Items from a figure collection:
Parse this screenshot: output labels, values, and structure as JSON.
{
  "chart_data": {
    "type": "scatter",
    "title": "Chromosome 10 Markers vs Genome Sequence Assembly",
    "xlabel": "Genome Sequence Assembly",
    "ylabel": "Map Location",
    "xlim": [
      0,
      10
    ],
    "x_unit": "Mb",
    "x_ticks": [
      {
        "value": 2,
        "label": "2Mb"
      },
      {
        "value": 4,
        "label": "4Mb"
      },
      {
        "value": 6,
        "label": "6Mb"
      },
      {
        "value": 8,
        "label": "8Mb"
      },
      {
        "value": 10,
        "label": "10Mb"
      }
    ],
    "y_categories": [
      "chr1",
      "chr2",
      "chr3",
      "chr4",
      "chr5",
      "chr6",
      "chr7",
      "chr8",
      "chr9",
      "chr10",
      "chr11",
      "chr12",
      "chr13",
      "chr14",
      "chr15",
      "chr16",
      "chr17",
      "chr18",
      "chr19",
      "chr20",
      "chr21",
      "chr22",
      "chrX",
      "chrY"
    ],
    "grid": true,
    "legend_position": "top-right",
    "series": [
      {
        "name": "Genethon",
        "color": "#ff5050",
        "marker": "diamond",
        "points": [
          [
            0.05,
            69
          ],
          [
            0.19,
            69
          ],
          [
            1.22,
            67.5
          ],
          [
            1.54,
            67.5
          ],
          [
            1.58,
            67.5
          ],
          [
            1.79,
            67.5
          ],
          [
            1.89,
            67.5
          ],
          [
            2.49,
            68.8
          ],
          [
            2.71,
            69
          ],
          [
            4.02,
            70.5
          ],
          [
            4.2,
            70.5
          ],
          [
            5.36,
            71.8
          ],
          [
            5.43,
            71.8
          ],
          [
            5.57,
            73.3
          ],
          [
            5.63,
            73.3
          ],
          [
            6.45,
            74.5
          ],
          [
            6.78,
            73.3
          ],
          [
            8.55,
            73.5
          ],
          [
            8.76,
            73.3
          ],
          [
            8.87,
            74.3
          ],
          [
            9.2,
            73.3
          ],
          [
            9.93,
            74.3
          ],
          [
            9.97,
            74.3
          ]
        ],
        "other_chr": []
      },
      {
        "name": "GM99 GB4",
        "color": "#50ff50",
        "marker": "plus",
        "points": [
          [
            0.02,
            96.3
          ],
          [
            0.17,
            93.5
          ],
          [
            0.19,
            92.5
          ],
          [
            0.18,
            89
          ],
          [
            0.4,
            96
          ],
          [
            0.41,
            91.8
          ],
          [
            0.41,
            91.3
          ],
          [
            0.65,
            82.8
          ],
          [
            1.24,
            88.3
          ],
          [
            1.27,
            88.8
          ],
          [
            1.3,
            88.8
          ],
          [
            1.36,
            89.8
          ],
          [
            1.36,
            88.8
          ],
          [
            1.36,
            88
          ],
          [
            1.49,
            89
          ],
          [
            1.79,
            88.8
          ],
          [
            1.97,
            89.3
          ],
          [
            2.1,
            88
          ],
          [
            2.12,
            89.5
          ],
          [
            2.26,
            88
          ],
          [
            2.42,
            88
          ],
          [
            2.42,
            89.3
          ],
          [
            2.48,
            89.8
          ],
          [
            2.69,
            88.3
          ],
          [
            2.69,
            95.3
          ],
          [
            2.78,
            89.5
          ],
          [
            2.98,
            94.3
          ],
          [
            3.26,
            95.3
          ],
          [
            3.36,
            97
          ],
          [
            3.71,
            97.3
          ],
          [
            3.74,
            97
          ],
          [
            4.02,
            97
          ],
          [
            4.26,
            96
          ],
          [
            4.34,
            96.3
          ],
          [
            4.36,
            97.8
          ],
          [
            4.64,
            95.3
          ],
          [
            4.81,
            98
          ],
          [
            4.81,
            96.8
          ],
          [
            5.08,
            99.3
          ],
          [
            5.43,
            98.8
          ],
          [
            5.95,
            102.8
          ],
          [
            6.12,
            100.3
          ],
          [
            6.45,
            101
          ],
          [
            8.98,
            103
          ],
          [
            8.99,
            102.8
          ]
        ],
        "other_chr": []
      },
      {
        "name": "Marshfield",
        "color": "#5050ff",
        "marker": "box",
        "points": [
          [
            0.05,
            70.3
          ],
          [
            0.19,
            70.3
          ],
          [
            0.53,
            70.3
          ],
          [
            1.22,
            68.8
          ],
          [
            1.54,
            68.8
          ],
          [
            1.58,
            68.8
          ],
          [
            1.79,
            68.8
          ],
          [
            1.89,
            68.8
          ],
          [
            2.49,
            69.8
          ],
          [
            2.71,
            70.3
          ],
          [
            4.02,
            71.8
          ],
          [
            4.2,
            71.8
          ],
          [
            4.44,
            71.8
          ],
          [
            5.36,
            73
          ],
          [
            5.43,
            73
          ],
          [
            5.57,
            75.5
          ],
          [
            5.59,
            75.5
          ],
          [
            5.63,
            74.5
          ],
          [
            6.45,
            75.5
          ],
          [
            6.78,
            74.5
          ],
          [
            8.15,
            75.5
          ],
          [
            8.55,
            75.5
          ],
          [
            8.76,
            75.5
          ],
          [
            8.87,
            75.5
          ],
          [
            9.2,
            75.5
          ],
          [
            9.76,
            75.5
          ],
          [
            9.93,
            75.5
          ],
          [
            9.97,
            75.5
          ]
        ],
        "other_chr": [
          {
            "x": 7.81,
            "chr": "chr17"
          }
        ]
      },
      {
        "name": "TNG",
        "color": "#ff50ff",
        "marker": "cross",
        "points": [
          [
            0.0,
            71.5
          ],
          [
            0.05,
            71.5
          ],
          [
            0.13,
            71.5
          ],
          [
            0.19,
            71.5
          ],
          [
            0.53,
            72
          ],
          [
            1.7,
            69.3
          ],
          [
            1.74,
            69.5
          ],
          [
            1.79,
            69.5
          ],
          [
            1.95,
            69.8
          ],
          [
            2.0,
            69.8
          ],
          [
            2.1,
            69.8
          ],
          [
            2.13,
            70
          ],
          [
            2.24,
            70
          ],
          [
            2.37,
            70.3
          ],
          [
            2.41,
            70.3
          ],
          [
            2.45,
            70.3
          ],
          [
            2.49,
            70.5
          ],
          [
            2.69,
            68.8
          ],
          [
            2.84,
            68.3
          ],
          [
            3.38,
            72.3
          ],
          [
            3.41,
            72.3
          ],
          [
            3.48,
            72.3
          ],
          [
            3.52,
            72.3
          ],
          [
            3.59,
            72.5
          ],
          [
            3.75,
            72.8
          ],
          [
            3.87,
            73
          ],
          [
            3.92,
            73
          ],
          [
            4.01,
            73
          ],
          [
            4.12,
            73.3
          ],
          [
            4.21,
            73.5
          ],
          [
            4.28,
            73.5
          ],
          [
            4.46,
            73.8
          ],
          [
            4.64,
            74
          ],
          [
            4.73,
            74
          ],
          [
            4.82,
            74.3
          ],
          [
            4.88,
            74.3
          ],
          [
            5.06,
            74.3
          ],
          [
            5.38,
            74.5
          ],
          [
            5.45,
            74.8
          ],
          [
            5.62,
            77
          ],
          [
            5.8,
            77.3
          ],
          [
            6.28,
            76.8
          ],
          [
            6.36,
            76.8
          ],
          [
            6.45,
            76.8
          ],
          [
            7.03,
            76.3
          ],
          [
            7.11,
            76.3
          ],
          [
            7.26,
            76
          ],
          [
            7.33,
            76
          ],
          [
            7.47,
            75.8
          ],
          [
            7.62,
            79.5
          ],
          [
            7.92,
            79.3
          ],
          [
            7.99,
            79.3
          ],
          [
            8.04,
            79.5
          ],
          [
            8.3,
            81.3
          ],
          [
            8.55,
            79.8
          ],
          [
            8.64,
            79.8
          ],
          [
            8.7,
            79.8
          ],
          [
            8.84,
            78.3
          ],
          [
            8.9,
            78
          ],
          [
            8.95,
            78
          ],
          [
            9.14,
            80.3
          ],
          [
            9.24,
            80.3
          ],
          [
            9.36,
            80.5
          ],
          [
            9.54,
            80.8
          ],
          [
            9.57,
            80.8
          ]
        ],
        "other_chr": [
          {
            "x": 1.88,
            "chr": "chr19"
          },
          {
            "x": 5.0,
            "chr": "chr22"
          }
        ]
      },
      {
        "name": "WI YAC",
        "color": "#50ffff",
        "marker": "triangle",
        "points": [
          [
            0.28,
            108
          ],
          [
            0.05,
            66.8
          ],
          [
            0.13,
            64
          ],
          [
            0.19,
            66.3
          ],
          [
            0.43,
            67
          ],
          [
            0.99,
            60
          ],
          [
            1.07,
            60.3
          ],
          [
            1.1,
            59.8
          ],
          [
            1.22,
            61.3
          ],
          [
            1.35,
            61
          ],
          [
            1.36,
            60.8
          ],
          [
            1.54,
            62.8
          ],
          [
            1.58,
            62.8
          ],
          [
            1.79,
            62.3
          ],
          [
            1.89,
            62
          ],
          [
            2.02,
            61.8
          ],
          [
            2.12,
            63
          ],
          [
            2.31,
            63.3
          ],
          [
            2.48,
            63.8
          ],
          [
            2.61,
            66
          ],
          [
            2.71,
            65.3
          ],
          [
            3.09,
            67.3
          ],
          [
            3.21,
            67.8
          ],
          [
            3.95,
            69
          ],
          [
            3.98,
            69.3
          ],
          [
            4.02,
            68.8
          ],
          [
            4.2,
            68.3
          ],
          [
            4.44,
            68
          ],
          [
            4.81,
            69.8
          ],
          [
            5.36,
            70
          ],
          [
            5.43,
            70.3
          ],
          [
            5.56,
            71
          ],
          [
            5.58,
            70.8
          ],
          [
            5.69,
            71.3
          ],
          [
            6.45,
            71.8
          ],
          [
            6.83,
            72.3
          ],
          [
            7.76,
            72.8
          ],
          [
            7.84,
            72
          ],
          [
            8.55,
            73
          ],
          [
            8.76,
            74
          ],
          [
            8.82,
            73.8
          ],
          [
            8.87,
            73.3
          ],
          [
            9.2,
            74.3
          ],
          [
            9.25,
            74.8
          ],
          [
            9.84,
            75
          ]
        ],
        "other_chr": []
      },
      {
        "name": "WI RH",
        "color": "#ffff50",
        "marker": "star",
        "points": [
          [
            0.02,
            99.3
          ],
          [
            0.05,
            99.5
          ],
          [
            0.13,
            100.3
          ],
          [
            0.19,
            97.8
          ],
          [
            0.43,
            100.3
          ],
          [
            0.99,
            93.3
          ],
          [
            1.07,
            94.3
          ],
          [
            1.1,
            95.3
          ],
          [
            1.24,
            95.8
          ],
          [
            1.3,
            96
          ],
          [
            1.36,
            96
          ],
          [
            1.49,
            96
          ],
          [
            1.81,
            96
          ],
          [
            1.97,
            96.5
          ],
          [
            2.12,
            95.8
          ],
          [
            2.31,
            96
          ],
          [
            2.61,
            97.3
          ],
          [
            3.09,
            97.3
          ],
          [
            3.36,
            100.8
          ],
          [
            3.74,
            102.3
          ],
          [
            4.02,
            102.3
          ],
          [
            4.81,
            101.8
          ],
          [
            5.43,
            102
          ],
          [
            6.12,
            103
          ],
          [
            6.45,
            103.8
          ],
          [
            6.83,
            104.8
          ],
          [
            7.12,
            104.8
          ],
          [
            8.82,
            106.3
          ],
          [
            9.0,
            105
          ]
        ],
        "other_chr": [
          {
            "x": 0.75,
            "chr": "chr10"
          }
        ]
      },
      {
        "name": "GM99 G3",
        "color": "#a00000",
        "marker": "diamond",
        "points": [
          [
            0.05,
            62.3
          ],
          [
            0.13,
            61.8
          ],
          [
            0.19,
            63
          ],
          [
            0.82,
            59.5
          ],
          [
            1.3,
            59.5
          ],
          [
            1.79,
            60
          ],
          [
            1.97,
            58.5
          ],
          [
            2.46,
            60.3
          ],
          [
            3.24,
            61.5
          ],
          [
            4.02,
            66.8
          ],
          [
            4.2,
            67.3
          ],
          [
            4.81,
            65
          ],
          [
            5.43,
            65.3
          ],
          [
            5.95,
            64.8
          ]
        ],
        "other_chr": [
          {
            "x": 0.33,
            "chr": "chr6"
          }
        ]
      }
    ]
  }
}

• _Your instructions_
Pull out every line of the records that includes the string "color".

• _Solution for this problem_
        "color": "#ff5050",
        "color": "#50ff50",
        "color": "#5050ff",
        "color": "#ff50ff",
        "color": "#50ffff",
        "color": "#ffff50",
        "color": "#a00000",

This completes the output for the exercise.